### [THE REQUEST]
Exclude any images and output the remaining records exactly.

Dataset excerpt:

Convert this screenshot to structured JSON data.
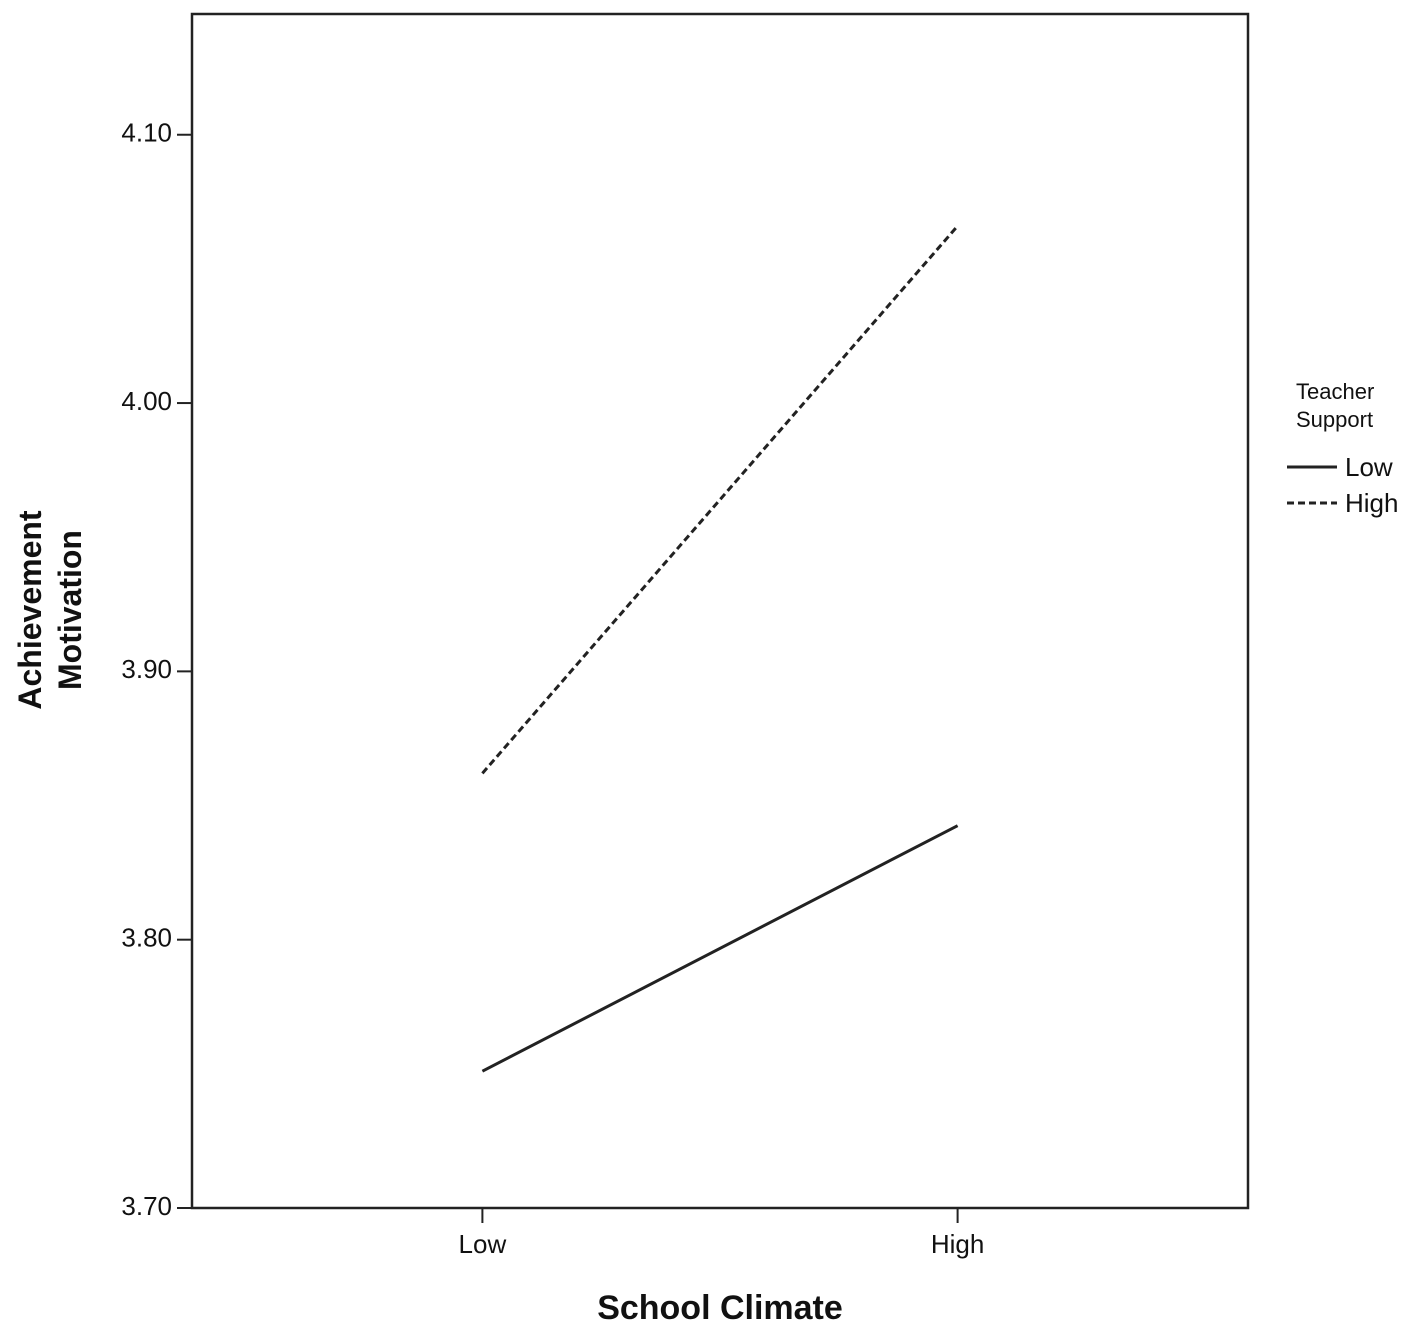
{
  "chart_data": {
    "type": "line",
    "x_label": "School Climate",
    "y_label": "Achievement Motivation",
    "legend_title": "Teacher Support",
    "legend_position": "right",
    "categories": [
      "Low",
      "High"
    ],
    "series": [
      {
        "name": "Low",
        "color": "#222222",
        "line_style": "solid",
        "values": [
          3.751,
          3.8425
        ]
      },
      {
        "name": "High",
        "color": "#222222",
        "line_style": "dashed",
        "values": [
          3.862,
          4.066
        ]
      }
    ],
    "ylim": [
      3.7,
      4.145
    ],
    "yticks": [
      {
        "value": 3.7,
        "label": "3.70"
      },
      {
        "value": 3.8,
        "label": "3.80"
      },
      {
        "value": 3.9,
        "label": "3.90"
      },
      {
        "value": 4.0,
        "label": "4.00"
      },
      {
        "value": 4.1,
        "label": "4.10"
      }
    ],
    "grid": false
  }
}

### [RESULT OF THIS EXERCISE]
Convert this screenshot to structured JSON data.
{
  "chart_data": {
    "type": "line",
    "x_label": "School Climate",
    "y_label": "Achievement Motivation",
    "legend_title": "Teacher Support",
    "legend_position": "right",
    "categories": [
      "Low",
      "High"
    ],
    "series": [
      {
        "name": "Low",
        "color": "#222222",
        "line_style": "solid",
        "values": [
          3.751,
          3.8425
        ]
      },
      {
        "name": "High",
        "color": "#222222",
        "line_style": "dashed",
        "values": [
          3.862,
          4.066
        ]
      }
    ],
    "ylim": [
      3.7,
      4.145
    ],
    "yticks": [
      {
        "value": 3.7,
        "label": "3.70"
      },
      {
        "value": 3.8,
        "label": "3.80"
      },
      {
        "value": 3.9,
        "label": "3.90"
      },
      {
        "value": 4.0,
        "label": "4.00"
      },
      {
        "value": 4.1,
        "label": "4.10"
      }
    ],
    "grid": false
  }
}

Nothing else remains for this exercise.